What you are asked to do: Check every line below for the string "stars", and copy the lines that contain it.

Data shown:
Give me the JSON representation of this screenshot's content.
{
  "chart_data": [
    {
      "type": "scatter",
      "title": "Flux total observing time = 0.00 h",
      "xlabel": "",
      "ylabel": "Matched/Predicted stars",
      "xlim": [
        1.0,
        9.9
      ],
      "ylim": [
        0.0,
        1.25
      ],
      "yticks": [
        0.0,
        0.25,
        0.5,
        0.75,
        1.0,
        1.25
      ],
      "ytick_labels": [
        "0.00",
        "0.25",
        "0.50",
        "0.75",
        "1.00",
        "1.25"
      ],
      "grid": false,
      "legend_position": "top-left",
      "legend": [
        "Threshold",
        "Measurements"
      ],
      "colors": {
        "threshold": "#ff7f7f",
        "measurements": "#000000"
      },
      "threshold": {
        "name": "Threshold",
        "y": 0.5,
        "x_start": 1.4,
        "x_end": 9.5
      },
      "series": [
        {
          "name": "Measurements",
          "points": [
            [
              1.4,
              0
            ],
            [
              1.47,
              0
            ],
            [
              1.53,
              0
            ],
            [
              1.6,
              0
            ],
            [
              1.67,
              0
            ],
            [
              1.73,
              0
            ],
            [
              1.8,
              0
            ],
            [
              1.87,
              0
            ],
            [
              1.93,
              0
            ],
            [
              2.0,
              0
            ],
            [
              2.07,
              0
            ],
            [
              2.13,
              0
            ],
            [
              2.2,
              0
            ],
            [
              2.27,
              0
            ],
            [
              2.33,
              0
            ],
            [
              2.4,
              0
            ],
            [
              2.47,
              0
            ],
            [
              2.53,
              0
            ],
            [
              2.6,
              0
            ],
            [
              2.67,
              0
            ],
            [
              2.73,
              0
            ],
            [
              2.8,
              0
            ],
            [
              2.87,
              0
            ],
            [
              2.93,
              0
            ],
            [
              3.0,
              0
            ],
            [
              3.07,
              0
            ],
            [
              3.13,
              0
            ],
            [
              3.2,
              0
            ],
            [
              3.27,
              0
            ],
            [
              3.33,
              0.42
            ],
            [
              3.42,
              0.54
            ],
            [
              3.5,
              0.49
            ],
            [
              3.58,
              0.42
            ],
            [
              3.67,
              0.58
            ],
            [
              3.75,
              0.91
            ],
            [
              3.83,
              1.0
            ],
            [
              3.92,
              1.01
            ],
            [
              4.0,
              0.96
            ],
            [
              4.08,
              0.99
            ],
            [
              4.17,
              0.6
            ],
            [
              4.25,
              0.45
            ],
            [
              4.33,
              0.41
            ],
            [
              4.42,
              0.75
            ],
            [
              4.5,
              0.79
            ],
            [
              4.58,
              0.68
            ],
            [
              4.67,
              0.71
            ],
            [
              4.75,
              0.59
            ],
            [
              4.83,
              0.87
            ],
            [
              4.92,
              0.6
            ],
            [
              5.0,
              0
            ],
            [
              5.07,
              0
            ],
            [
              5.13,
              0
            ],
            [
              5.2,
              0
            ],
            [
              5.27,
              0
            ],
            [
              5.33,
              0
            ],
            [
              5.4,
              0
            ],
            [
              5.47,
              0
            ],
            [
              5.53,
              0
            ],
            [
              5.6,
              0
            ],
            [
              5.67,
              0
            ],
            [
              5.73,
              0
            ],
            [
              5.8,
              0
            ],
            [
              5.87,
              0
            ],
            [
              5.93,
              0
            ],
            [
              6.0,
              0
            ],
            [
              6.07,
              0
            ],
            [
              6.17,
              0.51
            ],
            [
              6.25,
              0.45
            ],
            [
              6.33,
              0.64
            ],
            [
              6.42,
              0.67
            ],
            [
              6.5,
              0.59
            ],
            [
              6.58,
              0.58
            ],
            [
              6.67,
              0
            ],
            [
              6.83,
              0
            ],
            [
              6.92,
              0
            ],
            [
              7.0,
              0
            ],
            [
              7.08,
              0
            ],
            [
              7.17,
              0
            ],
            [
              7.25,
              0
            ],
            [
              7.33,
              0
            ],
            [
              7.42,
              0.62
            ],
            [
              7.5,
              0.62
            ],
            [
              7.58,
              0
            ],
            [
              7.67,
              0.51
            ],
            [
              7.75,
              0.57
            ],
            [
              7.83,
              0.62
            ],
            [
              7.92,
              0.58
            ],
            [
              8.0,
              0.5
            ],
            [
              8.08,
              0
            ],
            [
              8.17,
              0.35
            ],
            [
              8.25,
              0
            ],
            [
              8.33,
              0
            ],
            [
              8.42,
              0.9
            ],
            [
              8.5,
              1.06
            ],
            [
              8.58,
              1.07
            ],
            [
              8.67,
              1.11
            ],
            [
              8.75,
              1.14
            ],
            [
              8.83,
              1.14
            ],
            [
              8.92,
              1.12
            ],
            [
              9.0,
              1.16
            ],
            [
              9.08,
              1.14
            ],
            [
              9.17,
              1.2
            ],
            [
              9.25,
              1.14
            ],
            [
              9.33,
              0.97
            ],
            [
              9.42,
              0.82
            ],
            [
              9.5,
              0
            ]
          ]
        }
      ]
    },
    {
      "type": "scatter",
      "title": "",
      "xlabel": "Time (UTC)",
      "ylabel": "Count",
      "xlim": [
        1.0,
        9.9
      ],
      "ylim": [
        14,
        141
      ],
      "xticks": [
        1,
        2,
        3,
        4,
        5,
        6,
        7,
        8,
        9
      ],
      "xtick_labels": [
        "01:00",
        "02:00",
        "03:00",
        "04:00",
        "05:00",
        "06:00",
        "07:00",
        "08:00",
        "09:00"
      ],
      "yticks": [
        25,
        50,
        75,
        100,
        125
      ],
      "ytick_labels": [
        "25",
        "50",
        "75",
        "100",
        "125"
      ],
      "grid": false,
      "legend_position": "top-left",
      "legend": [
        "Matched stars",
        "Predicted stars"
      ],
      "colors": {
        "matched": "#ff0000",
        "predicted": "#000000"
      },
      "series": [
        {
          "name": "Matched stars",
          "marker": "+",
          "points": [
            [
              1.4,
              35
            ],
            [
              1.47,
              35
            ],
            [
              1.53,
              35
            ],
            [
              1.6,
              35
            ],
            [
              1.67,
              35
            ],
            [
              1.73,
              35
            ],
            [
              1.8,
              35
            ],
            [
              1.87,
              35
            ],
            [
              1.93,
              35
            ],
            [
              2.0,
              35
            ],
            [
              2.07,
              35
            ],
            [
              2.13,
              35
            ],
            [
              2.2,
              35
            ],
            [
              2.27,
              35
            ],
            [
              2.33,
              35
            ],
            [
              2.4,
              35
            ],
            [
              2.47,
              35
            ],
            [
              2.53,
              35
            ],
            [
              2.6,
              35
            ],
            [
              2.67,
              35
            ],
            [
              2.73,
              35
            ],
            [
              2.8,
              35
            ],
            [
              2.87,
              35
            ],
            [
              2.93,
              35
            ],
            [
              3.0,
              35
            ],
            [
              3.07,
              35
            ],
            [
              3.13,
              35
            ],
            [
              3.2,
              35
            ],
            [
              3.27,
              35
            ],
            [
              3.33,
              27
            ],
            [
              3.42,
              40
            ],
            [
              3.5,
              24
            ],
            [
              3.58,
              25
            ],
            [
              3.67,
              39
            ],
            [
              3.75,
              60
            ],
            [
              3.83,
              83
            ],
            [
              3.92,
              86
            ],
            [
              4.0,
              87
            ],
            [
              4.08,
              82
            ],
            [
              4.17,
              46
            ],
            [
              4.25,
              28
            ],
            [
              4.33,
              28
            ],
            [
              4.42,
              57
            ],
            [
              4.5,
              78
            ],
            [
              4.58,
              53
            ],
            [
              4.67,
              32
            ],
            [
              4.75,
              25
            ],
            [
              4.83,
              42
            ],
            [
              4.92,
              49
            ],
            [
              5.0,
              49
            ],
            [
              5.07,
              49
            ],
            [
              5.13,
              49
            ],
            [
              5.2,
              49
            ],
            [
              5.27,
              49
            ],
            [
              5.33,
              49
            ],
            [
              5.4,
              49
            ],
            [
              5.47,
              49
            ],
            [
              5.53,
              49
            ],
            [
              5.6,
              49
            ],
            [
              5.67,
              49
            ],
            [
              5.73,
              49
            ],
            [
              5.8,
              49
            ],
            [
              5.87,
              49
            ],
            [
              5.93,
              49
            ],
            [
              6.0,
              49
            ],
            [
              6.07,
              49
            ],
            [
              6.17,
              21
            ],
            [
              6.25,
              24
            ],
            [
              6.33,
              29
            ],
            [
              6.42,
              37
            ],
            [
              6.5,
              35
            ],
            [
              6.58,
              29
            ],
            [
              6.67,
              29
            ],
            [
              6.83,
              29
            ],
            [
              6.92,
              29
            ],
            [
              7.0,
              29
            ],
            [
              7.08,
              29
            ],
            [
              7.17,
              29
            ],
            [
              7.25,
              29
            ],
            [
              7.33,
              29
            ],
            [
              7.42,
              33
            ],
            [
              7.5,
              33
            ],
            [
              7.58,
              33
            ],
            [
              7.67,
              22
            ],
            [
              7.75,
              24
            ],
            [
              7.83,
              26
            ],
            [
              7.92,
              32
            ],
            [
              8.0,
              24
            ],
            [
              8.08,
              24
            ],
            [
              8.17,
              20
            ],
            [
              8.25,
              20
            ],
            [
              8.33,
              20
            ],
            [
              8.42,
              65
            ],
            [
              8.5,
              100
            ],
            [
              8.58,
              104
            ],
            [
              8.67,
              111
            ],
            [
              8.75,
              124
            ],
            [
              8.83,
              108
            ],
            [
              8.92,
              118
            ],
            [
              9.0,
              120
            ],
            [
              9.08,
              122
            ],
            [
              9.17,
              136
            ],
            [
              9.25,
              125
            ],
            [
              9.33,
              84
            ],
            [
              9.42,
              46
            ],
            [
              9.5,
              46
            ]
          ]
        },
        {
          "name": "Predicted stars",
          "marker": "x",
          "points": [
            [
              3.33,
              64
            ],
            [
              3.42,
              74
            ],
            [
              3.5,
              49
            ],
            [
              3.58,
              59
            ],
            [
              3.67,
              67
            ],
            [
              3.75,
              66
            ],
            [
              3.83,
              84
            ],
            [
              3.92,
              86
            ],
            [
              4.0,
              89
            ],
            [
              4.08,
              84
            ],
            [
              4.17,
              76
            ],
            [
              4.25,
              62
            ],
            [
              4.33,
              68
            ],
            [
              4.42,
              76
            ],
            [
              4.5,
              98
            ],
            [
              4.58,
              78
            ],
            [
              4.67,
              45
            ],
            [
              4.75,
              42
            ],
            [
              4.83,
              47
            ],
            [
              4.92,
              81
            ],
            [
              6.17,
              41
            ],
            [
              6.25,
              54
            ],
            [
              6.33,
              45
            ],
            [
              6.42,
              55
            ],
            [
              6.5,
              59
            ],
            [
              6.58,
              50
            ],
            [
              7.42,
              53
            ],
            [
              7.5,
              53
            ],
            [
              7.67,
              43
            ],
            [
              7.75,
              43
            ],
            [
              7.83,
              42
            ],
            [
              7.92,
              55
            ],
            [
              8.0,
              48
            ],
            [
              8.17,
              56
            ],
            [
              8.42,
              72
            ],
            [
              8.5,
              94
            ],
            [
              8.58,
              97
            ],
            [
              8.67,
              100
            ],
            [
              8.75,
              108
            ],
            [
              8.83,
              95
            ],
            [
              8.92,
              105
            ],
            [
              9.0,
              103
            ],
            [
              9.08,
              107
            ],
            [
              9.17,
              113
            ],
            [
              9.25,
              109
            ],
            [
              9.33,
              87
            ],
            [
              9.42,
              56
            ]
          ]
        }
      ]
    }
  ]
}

Output for this task:
      "ylabel": "Matched/Predicted stars",
        "Matched stars",
        "Predicted stars"
          "name": "Matched stars",
          "name": "Predicted stars",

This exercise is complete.